• _Excerpts from a figure dataset_:
— START —
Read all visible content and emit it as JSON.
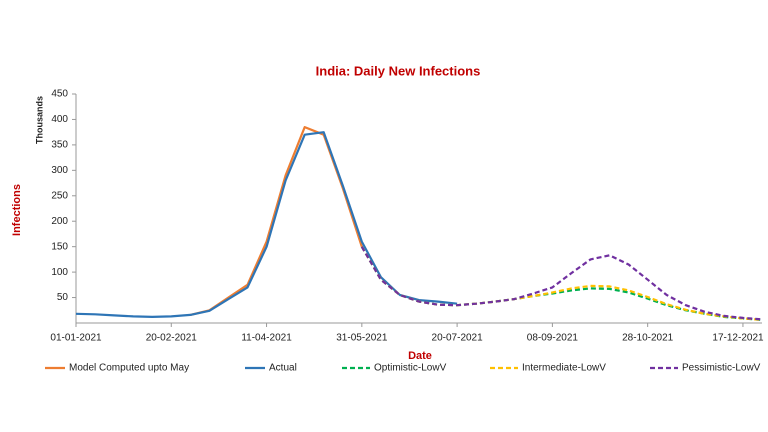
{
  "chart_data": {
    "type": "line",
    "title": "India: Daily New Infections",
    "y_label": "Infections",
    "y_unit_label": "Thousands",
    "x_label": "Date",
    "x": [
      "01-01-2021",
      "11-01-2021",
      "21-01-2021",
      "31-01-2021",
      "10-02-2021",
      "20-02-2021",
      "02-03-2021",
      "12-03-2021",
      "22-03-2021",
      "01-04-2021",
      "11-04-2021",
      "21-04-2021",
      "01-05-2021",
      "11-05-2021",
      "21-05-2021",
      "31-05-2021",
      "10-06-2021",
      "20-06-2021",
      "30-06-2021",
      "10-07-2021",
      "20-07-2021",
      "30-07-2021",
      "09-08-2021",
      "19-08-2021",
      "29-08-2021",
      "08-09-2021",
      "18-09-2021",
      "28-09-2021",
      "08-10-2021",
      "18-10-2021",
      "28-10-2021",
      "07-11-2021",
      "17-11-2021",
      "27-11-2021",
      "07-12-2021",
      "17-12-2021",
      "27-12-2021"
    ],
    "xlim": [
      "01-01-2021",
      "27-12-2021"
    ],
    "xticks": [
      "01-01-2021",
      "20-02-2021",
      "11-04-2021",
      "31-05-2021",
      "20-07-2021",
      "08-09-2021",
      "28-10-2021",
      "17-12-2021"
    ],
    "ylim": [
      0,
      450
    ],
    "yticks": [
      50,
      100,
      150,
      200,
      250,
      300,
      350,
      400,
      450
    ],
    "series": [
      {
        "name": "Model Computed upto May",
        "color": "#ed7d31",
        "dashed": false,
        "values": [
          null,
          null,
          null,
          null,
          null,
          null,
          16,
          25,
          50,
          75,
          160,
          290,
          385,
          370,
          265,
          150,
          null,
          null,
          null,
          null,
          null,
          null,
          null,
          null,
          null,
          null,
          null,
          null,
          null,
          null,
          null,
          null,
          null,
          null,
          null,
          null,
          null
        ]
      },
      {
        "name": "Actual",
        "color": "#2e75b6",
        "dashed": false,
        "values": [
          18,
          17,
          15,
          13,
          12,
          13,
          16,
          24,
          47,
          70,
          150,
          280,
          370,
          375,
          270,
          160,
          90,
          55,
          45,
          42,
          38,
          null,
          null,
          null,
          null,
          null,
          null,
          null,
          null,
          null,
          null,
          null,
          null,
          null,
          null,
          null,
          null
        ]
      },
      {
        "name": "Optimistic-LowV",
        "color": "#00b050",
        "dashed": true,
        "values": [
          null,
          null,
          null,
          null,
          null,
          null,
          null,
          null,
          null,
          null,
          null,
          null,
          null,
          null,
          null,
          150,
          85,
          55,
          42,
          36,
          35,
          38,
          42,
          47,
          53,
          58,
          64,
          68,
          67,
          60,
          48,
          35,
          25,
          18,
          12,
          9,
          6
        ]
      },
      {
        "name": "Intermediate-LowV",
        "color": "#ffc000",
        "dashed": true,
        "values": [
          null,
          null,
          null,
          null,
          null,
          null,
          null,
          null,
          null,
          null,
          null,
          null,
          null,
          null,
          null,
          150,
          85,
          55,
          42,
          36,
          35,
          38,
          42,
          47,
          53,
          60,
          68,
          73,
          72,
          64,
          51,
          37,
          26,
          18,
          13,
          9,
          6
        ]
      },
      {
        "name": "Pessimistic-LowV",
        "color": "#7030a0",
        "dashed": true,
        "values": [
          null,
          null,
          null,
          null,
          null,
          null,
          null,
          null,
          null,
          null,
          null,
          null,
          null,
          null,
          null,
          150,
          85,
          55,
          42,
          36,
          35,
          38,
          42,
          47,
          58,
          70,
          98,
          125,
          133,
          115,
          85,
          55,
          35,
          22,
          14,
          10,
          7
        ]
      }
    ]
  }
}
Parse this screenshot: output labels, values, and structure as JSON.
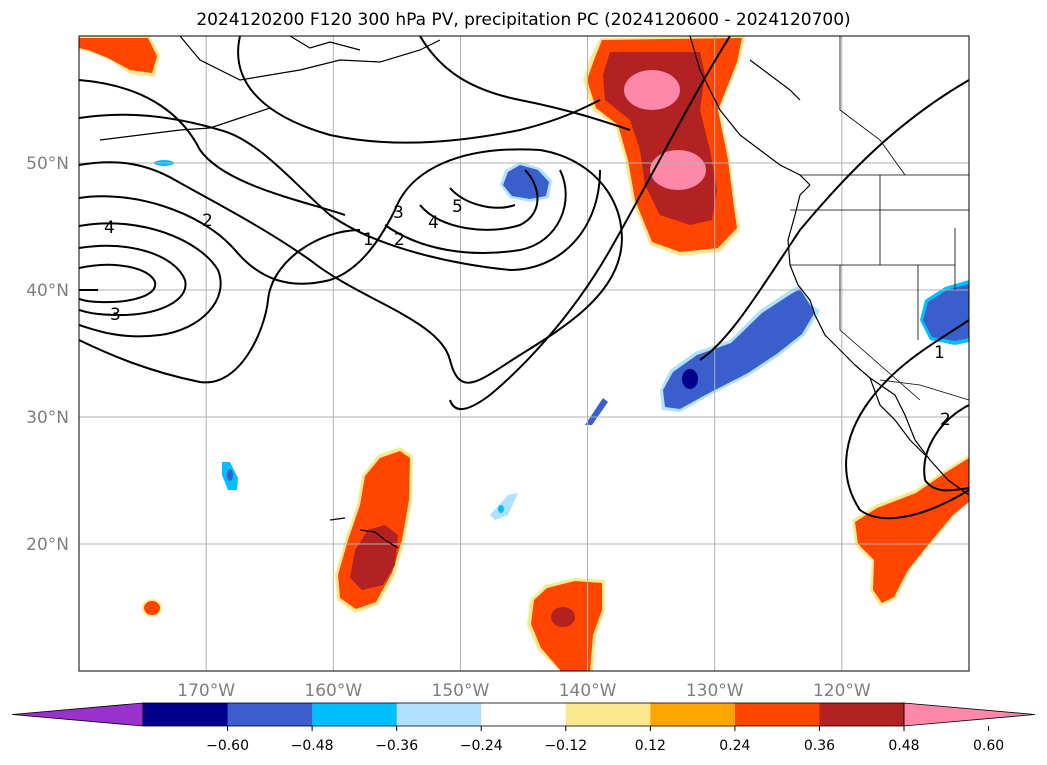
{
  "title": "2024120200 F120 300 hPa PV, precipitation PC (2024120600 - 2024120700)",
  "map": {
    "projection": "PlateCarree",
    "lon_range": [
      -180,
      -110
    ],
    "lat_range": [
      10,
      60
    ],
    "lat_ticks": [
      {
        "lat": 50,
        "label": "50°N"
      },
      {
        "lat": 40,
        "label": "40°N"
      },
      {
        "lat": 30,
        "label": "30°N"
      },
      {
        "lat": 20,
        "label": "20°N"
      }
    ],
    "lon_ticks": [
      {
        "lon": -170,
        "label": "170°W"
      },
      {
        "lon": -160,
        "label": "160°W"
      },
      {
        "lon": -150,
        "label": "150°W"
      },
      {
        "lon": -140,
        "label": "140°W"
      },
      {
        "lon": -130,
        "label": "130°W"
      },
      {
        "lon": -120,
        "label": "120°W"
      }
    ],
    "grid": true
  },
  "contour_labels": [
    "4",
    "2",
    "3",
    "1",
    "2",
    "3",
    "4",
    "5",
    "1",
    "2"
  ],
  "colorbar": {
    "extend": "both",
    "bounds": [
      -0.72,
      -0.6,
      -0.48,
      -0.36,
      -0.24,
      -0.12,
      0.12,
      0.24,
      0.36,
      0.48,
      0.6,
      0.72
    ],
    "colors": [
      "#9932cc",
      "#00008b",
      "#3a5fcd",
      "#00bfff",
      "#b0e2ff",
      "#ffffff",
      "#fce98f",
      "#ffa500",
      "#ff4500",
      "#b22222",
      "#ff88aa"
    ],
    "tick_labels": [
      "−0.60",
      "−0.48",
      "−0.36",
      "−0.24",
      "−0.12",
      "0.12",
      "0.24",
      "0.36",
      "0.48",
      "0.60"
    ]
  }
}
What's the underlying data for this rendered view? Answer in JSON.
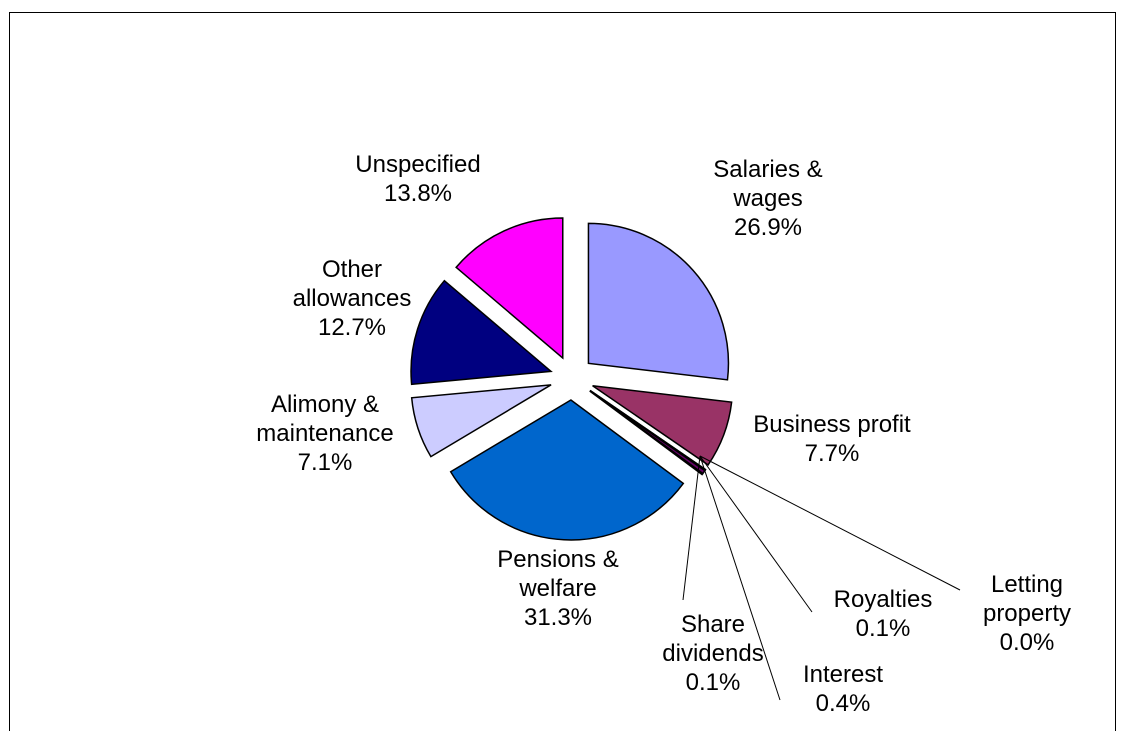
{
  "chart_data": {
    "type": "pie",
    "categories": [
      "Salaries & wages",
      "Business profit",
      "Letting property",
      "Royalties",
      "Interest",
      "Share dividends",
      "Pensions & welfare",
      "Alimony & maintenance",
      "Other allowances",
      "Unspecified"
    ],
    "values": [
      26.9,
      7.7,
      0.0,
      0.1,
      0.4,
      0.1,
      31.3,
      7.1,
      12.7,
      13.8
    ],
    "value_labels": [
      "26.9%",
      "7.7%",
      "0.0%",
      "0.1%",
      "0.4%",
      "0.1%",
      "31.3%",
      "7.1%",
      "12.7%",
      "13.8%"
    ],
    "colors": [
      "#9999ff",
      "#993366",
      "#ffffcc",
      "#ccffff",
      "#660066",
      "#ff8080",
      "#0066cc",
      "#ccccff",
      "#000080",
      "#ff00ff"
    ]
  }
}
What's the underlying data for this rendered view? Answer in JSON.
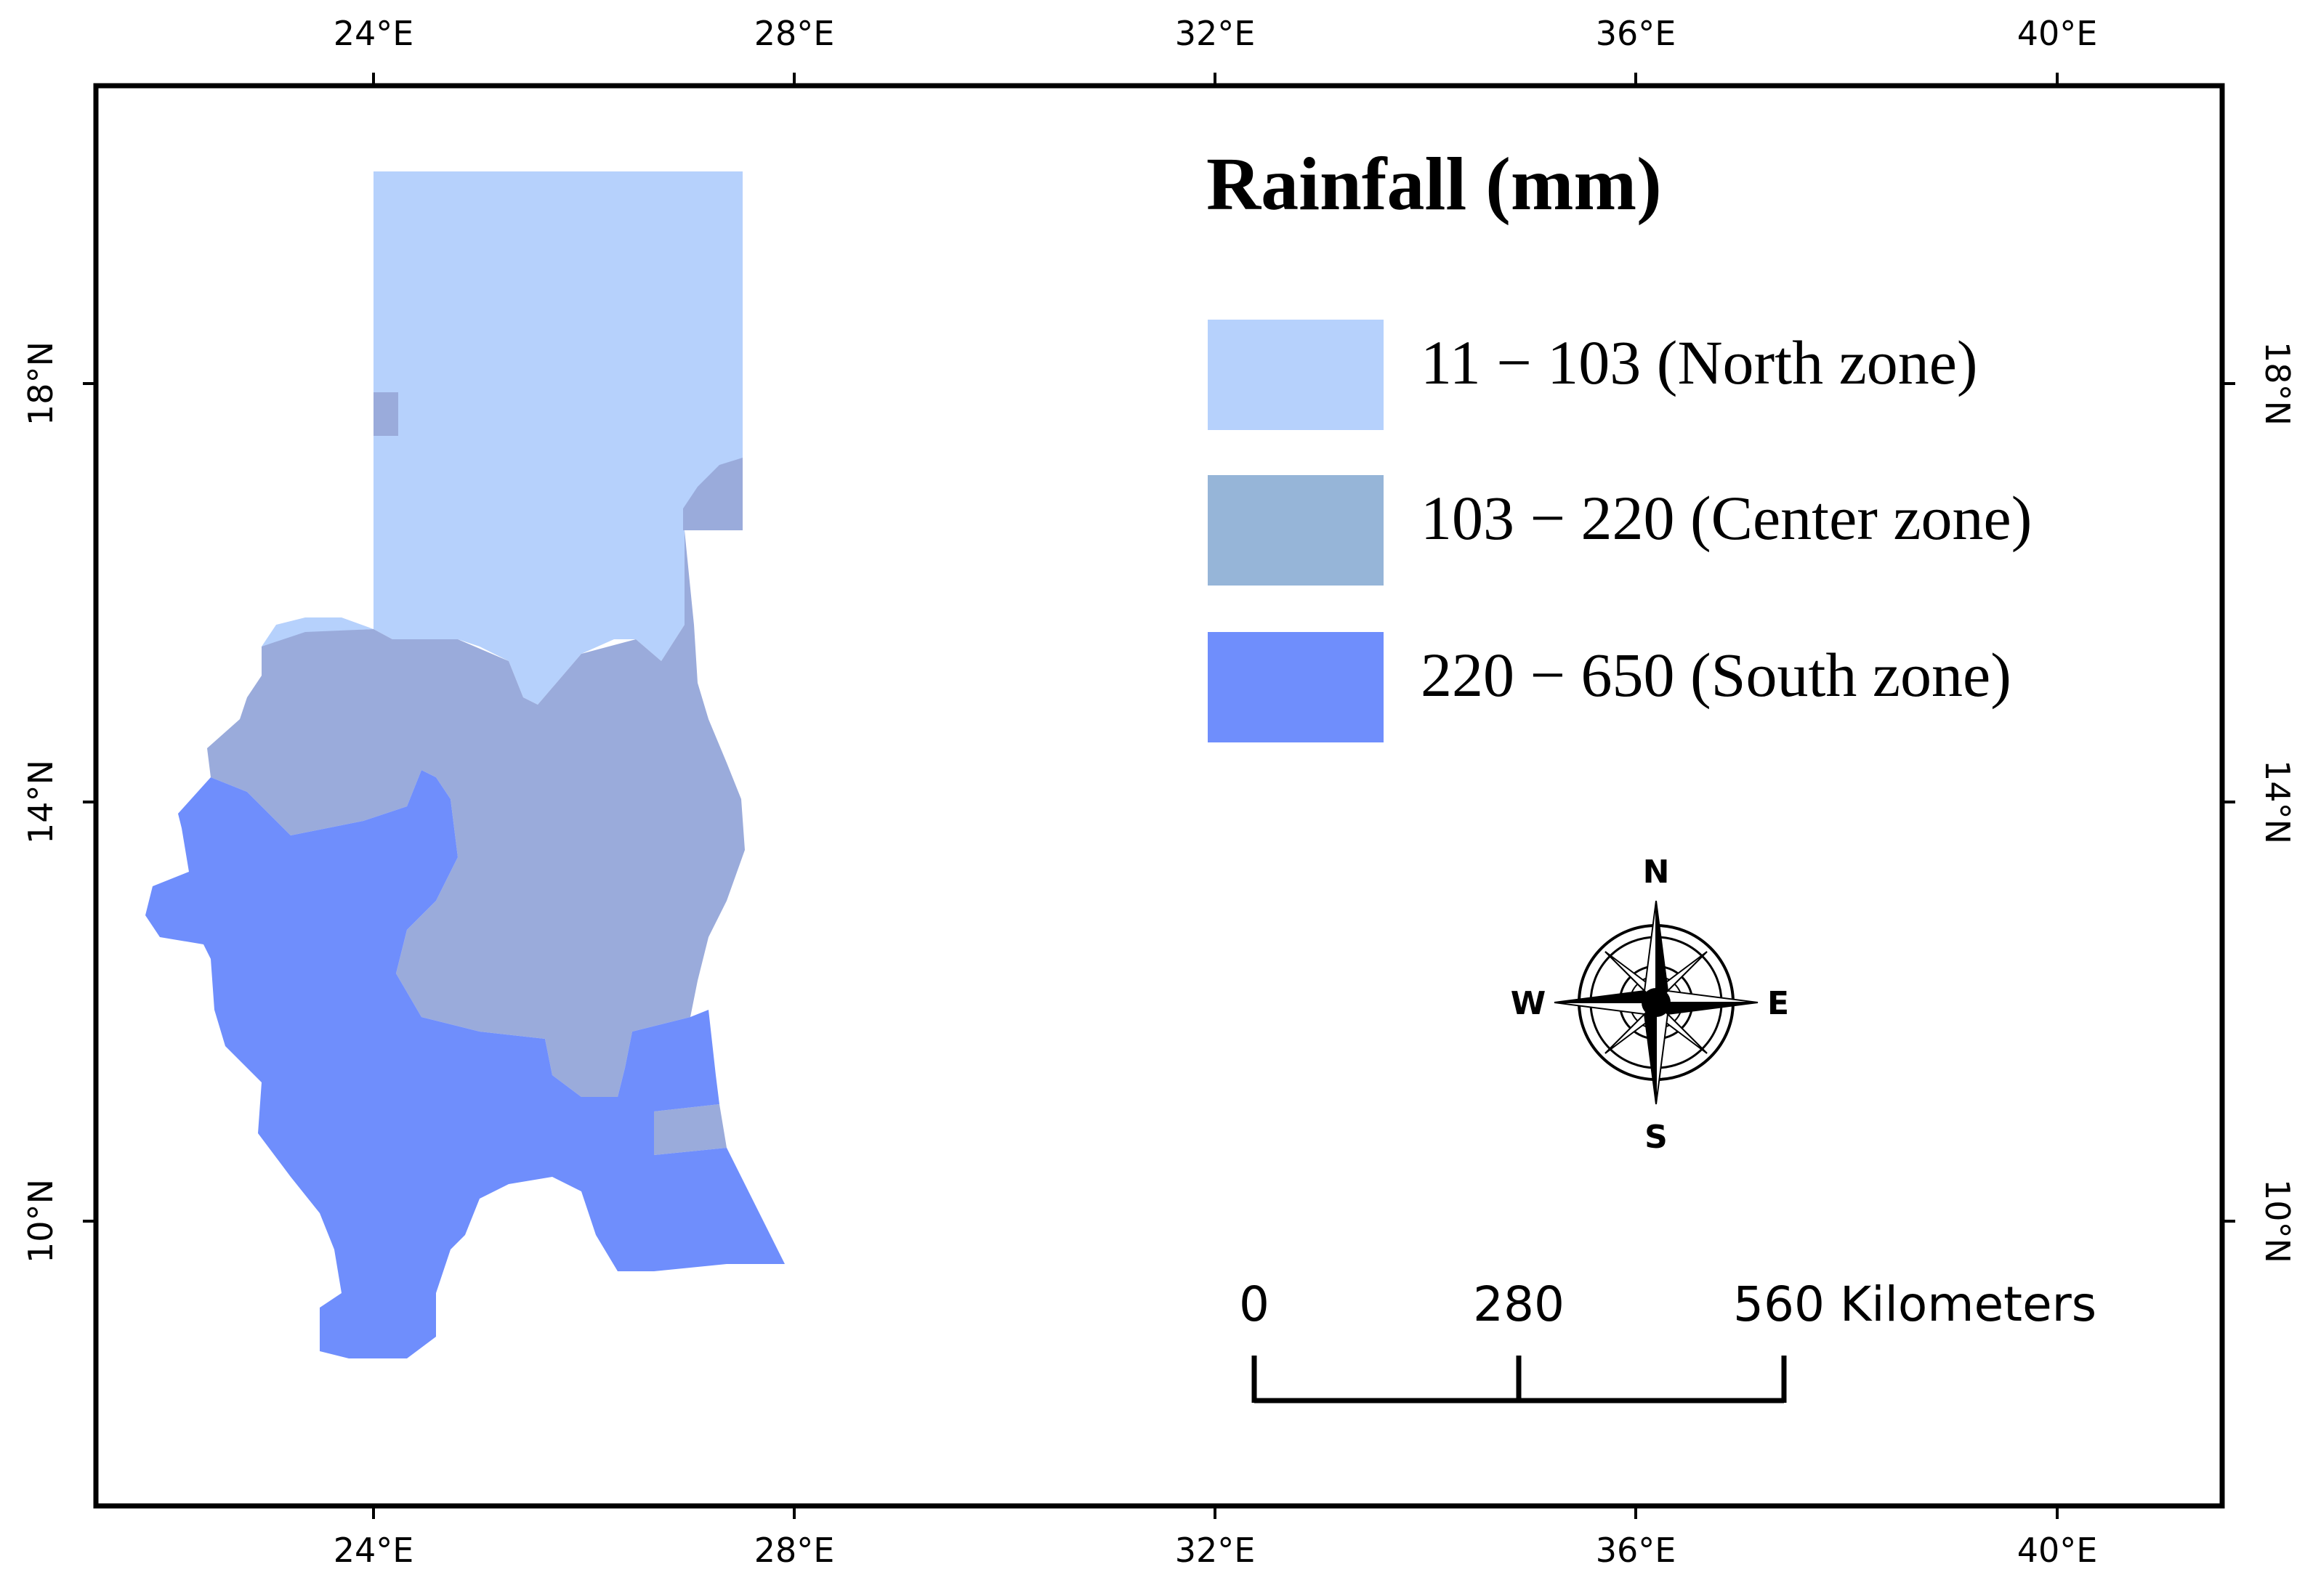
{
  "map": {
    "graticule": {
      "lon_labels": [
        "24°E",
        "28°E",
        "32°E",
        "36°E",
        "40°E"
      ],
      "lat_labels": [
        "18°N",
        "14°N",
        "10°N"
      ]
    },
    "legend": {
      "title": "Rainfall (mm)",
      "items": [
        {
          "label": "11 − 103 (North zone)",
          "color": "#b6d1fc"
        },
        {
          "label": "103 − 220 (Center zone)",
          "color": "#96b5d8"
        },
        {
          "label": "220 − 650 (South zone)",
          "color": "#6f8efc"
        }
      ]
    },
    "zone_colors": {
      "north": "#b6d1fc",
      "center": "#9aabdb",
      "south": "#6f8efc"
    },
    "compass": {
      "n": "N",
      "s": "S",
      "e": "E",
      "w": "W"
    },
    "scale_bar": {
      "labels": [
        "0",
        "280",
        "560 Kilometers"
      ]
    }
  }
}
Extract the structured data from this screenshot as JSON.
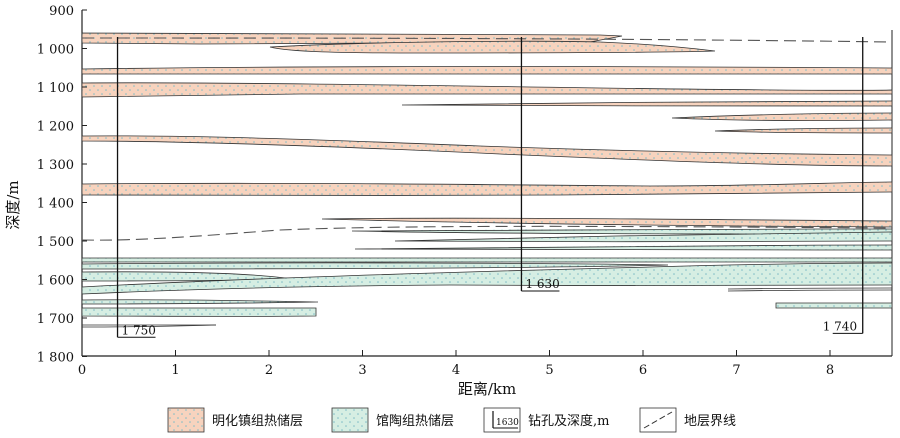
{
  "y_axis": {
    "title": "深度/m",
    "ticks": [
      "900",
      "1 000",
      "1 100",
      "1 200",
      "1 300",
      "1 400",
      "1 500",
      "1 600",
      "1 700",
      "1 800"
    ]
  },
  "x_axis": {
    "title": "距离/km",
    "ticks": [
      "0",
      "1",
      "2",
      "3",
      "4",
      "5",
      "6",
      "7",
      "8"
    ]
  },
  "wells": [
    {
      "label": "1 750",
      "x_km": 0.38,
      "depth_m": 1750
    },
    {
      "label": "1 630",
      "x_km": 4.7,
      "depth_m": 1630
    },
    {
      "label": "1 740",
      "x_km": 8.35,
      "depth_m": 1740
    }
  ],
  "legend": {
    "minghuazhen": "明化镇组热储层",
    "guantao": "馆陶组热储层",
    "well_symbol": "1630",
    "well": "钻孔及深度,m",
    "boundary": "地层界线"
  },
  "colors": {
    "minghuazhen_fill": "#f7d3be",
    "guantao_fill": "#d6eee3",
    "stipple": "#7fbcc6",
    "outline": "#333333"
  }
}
— END —
List all lines in the material containing the string "LowV".

• _EXERCISE SOLUTION_:
        "name": "Optimistic-LowV",
        "name": "Intermediate-LowV",
        "name": "Pessimistic-LowV",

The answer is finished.